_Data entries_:
===============

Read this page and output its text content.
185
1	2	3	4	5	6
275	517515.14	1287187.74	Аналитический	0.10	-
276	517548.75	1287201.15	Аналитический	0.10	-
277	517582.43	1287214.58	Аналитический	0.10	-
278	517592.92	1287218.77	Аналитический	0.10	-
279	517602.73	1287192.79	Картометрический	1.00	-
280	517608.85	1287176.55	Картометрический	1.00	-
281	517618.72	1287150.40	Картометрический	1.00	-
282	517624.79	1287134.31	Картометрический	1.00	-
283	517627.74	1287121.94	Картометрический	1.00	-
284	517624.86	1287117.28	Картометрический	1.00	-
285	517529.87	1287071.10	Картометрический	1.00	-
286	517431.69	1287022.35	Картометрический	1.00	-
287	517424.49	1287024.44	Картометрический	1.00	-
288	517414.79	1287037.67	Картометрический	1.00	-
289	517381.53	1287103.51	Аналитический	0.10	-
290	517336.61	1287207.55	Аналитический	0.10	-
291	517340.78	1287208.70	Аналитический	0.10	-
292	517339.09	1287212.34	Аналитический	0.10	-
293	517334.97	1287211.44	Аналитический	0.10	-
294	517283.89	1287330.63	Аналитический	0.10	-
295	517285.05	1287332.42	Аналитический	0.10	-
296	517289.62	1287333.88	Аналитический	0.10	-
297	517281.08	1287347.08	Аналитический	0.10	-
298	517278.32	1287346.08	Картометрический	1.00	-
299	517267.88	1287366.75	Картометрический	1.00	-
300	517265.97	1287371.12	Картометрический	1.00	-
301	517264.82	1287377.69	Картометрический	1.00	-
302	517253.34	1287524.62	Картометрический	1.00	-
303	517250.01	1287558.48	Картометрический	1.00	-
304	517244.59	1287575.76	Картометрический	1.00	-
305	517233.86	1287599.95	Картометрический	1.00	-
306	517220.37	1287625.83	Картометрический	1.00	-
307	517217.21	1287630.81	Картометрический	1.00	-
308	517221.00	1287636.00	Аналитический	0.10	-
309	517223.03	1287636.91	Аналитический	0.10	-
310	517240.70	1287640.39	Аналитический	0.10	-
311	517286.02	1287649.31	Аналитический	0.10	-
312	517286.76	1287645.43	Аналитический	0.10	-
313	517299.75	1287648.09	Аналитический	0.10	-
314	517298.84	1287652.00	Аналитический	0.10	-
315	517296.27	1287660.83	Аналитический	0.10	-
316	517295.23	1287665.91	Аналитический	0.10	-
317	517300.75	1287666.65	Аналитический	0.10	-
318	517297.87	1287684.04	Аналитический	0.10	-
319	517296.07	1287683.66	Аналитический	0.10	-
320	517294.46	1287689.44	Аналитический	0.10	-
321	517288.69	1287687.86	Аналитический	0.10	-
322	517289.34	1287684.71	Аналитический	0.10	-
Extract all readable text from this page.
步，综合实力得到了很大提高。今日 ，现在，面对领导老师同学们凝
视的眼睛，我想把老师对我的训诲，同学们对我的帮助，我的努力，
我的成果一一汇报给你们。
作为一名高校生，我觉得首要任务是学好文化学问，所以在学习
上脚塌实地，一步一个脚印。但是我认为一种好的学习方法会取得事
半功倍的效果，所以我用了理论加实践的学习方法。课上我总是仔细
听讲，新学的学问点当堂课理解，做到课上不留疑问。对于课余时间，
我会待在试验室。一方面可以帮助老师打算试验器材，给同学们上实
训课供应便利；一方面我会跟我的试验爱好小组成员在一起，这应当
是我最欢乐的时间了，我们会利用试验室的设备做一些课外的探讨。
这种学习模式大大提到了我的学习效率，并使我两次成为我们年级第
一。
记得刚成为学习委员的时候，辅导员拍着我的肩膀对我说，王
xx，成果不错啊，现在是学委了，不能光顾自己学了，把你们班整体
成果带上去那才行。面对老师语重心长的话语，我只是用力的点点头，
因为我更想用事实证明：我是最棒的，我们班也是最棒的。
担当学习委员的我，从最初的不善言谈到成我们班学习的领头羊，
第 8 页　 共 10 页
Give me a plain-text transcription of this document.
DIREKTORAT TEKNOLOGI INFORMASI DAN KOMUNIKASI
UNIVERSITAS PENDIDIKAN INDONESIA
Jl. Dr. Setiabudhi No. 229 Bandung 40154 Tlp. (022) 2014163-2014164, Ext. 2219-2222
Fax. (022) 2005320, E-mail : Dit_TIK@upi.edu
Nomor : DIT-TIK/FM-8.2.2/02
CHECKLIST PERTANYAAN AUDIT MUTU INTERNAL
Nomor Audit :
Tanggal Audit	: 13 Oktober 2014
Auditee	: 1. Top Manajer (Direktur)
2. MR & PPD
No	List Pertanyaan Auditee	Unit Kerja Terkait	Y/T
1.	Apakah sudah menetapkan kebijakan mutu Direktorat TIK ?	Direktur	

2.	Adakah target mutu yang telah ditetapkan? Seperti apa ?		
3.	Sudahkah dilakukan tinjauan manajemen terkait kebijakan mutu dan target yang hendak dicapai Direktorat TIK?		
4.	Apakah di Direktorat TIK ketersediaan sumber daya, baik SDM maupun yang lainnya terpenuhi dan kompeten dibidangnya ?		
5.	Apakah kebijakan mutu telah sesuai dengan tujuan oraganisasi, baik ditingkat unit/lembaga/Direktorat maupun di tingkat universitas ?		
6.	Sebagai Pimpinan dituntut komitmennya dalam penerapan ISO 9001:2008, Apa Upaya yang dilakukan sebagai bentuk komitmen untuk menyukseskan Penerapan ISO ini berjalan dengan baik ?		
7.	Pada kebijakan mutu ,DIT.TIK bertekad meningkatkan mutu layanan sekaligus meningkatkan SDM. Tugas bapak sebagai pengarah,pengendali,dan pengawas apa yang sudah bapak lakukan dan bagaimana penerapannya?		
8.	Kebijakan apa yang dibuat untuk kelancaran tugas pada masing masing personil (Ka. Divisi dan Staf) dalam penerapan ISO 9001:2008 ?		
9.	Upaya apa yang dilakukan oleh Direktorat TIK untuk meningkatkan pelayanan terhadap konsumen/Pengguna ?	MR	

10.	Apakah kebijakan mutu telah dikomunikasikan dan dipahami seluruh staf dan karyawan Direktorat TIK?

===============

Retype the entries exactly, including every line.

_THE ANSWER_:
Read this page and output its text content.
185
1	2	3	4	5	6
275	517515.14	1287187.74	Аналитический	0.10	-
276	517548.75	1287201.15	Аналитический	0.10	-
277	517582.43	1287214.58	Аналитический	0.10	-
278	517592.92	1287218.77	Аналитический	0.10	-
279	517602.73	1287192.79	Картометрический	1.00	-
280	517608.85	1287176.55	Картометрический	1.00	-
281	517618.72	1287150.40	Картометрический	1.00	-
282	517624.79	1287134.31	Картометрический	1.00	-
283	517627.74	1287121.94	Картометрический	1.00	-
284	517624.86	1287117.28	Картометрический	1.00	-
285	517529.87	1287071.10	Картометрический	1.00	-
286	517431.69	1287022.35	Картометрический	1.00	-
287	517424.49	1287024.44	Картометрический	1.00	-
288	517414.79	1287037.67	Картометрический	1.00	-
289	517381.53	1287103.51	Аналитический	0.10	-
290	517336.61	1287207.55	Аналитический	0.10	-
291	517340.78	1287208.70	Аналитический	0.10	-
292	517339.09	1287212.34	Аналитический	0.10	-
293	517334.97	1287211.44	Аналитический	0.10	-
294	517283.89	1287330.63	Аналитический	0.10	-
295	517285.05	1287332.42	Аналитический	0.10	-
296	517289.62	1287333.88	Аналитический	0.10	-
297	517281.08	1287347.08	Аналитический	0.10	-
298	517278.32	1287346.08	Картометрический	1.00	-
299	517267.88	1287366.75	Картометрический	1.00	-
300	517265.97	1287371.12	Картометрический	1.00	-
301	517264.82	1287377.69	Картометрический	1.00	-
302	517253.34	1287524.62	Картометрический	1.00	-
303	517250.01	1287558.48	Картометрический	1.00	-
304	517244.59	1287575.76	Картометрический	1.00	-
305	517233.86	1287599.95	Картометрический	1.00	-
306	517220.37	1287625.83	Картометрический	1.00	-
307	517217.21	1287630.81	Картометрический	1.00	-
308	517221.00	1287636.00	Аналитический	0.10	-
309	517223.03	1287636.91	Аналитический	0.10	-
310	517240.70	1287640.39	Аналитический	0.10	-
311	517286.02	1287649.31	Аналитический	0.10	-
312	517286.76	1287645.43	Аналитический	0.10	-
313	517299.75	1287648.09	Аналитический	0.10	-
314	517298.84	1287652.00	Аналитический	0.10	-
315	517296.27	1287660.83	Аналитический	0.10	-
316	517295.23	1287665.91	Аналитический	0.10	-
317	517300.75	1287666.65	Аналитический	0.10	-
318	517297.87	1287684.04	Аналитический	0.10	-
319	517296.07	1287683.66	Аналитический	0.10	-
320	517294.46	1287689.44	Аналитический	0.10	-
321	517288.69	1287687.86	Аналитический	0.10	-
322	517289.34	1287684.71	Аналитический	0.10	-
Extract all readable text from this page.
步，综合实力得到了很大提高。今日 ，现在，面对领导老师同学们凝
视的眼睛，我想把老师对我的训诲，同学们对我的帮助，我的努力，
我的成果一一汇报给你们。
作为一名高校生，我觉得首要任务是学好文化学问，所以在学习
上脚塌实地，一步一个脚印。但是我认为一种好的学习方法会取得事
半功倍的效果，所以我用了理论加实践的学习方法。课上我总是仔细
听讲，新学的学问点当堂课理解，做到课上不留疑问。对于课余时间，
我会待在试验室。一方面可以帮助老师打算试验器材，给同学们上实
训课供应便利；一方面我会跟我的试验爱好小组成员在一起，这应当
是我最欢乐的时间了，我们会利用试验室的设备做一些课外的探讨。
这种学习模式大大提到了我的学习效率，并使我两次成为我们年级第
一。
记得刚成为学习委员的时候，辅导员拍着我的肩膀对我说，王
xx，成果不错啊，现在是学委了，不能光顾自己学了，把你们班整体
成果带上去那才行。面对老师语重心长的话语，我只是用力的点点头，
因为我更想用事实证明：我是最棒的，我们班也是最棒的。
担当学习委员的我，从最初的不善言谈到成我们班学习的领头羊，
第 8 页　 共 10 页
Give me a plain-text transcription of this document.
DIREKTORAT TEKNOLOGI INFORMASI DAN KOMUNIKASI
UNIVERSITAS PENDIDIKAN INDONESIA
Jl. Dr. Setiabudhi No. 229 Bandung 40154 Tlp. (022) 2014163-2014164, Ext. 2219-2222
Fax. (022) 2005320, E-mail : Dit_TIK@upi.edu
Nomor : DIT-TIK/FM-8.2.2/02
CHECKLIST PERTANYAAN AUDIT MUTU INTERNAL
Nomor Audit :
Tanggal Audit	: 13 Oktober 2014
Auditee	: 1. Top Manajer (Direktur)
2. MR & PPD
No	List Pertanyaan Auditee	Unit Kerja Terkait	Y/T
1.	Apakah sudah menetapkan kebijakan mutu Direktorat TIK ?	Direktur	

2.	Adakah target mutu yang telah ditetapkan? Seperti apa ?		
3.	Sudahkah dilakukan tinjauan manajemen terkait kebijakan mutu dan target yang hendak dicapai Direktorat TIK?		
4.	Apakah di Direktorat TIK ketersediaan sumber daya, baik SDM maupun yang lainnya terpenuhi dan kompeten dibidangnya ?		
5.	Apakah kebijakan mutu telah sesuai dengan tujuan oraganisasi, baik ditingkat unit/lembaga/Direktorat maupun di tingkat universitas ?		
6.	Sebagai Pimpinan dituntut komitmennya dalam penerapan ISO 9001:2008, Apa Upaya yang dilakukan sebagai bentuk komitmen untuk menyukseskan Penerapan ISO ini berjalan dengan baik ?		
7.	Pada kebijakan mutu ,DIT.TIK bertekad meningkatkan mutu layanan sekaligus meningkatkan SDM. Tugas bapak sebagai pengarah,pengendali,dan pengawas apa yang sudah bapak lakukan dan bagaimana penerapannya?		
8.	Kebijakan apa yang dibuat untuk kelancaran tugas pada masing masing personil (Ka. Divisi dan Staf) dalam penerapan ISO 9001:2008 ?		
9.	Upaya apa yang dilakukan oleh Direktorat TIK untuk meningkatkan pelayanan terhadap konsumen/Pengguna ?	MR	

10.	Apakah kebijakan mutu telah dikomunikasikan dan dipahami seluruh staf dan karyawan Direktorat TIK?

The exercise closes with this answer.